▶ [DESCRIPTION OF THE TASK]: Every line below should be copied exactly; drop the pictures.

_ _ _

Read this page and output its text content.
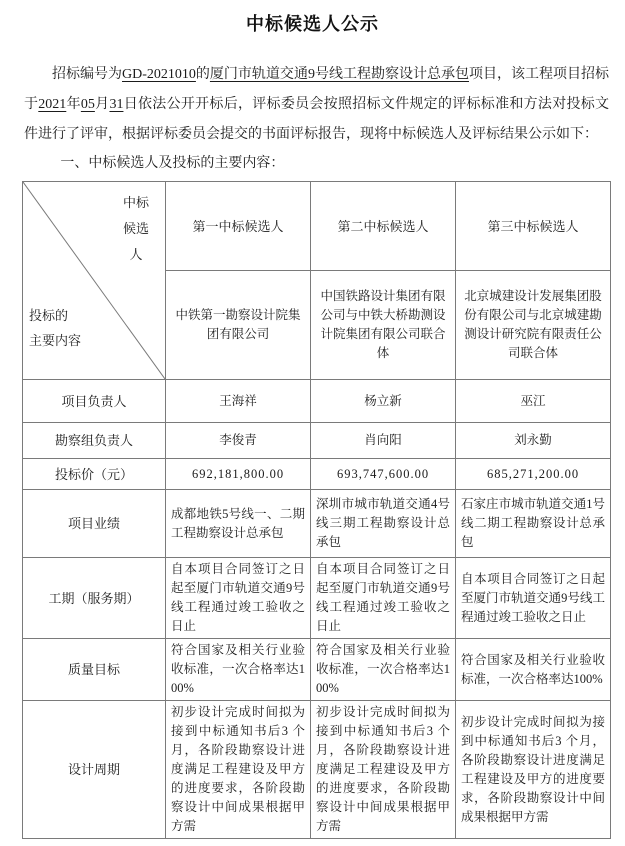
中标候选人公示

招标编号为GD-2021010的厦门市轨道交通9号线工程勘察设计总承包项目，该工程项目招标于2021年05月31日依法公开开标后，评标委员会按照招标文件规定的评标标准和方法对投标文件进行了评审，根据评标委员会提交的书面评标报告，现将中标候选人及评标结果公示如下：

一、中标候选人及投标的主要内容：

中标
候选
人
投标的
主要内容	第一中标候选人	第二中标候选人	第三中标候选人
	中铁第一勘察设计院集团有限公司	中国铁路设计集团有限公司与中铁大桥勘测设计院集团有限公司联合体	北京城建设计发展集团股份有限公司与北京城建勘测设计研究院有限责任公司联合体
项目负责人	王海祥	杨立新	巫江
勘察组负责人	李俊青	肖向阳	刘永勤
投标价（元）	692,181,800.00	693,747,600.00	685,271,200.00
项目业绩	成都地铁5号线一、二期工程勘察设计总承包	深圳市城市轨道交通4号线三期工程勘察设计总承包	石家庄市城市轨道交通1号线二期工程勘察设计总承包
工期（服务期）	自本项目合同签订之日起至厦门市轨道交通9号线工程通过竣工验收之日止	自本项目合同签订之日起至厦门市轨道交通9号线工程通过竣工验收之日止	自本项目合同签订之日起至厦门市轨道交通9号线工程通过竣工验收之日止
质量目标	符合国家及相关行业验收标准，一次合格率达100%	符合国家及相关行业验收标准，一次合格率达100%	符合国家及相关行业验收标准，一次合格率达100%
设计周期	初步设计完成时间拟为接到中标通知书后3 个月，各阶段勘察设计进度满足工程建设及甲方的进度要求，各阶段勘察设计中间成果根据甲方需	初步设计完成时间拟为接到中标通知书后3 个月，各阶段勘察设计进度满足工程建设及甲方的进度要求，各阶段勘察设计中间成果根据甲方需	初步设计完成时间拟为接到中标通知书后3 个月，各阶段勘察设计进度满足工程建设及甲方的进度要求，各阶段勘察设计中间成果根据甲方需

_ _ _

▶ [ANSWER FOR THIS EXERCISE]:
Read this page and output its text content.
中标候选人公示

招标编号为GD-2021010的厦门市轨道交通9号线工程勘察设计总承包项目，该工程项目招标于2021年05月31日依法公开开标后，评标委员会按照招标文件规定的评标标准和方法对投标文件进行了评审，根据评标委员会提交的书面评标报告，现将中标候选人及评标结果公示如下：

一、中标候选人及投标的主要内容：

中标
候选
人
投标的
主要内容	第一中标候选人	第二中标候选人	第三中标候选人
	中铁第一勘察设计院集团有限公司	中国铁路设计集团有限公司与中铁大桥勘测设计院集团有限公司联合体	北京城建设计发展集团股份有限公司与北京城建勘测设计研究院有限责任公司联合体
项目负责人	王海祥	杨立新	巫江
勘察组负责人	李俊青	肖向阳	刘永勤
投标价（元）	692,181,800.00	693,747,600.00	685,271,200.00
项目业绩	成都地铁5号线一、二期工程勘察设计总承包	深圳市城市轨道交通4号线三期工程勘察设计总承包	石家庄市城市轨道交通1号线二期工程勘察设计总承包
工期（服务期）	自本项目合同签订之日起至厦门市轨道交通9号线工程通过竣工验收之日止	自本项目合同签订之日起至厦门市轨道交通9号线工程通过竣工验收之日止	自本项目合同签订之日起至厦门市轨道交通9号线工程通过竣工验收之日止
质量目标	符合国家及相关行业验收标准，一次合格率达100%	符合国家及相关行业验收标准，一次合格率达100%	符合国家及相关行业验收标准，一次合格率达100%
设计周期	初步设计完成时间拟为接到中标通知书后3 个月，各阶段勘察设计进度满足工程建设及甲方的进度要求，各阶段勘察设计中间成果根据甲方需	初步设计完成时间拟为接到中标通知书后3 个月，各阶段勘察设计进度满足工程建设及甲方的进度要求，各阶段勘察设计中间成果根据甲方需	初步设计完成时间拟为接到中标通知书后3 个月，各阶段勘察设计进度满足工程建设及甲方的进度要求，各阶段勘察设计中间成果根据甲方需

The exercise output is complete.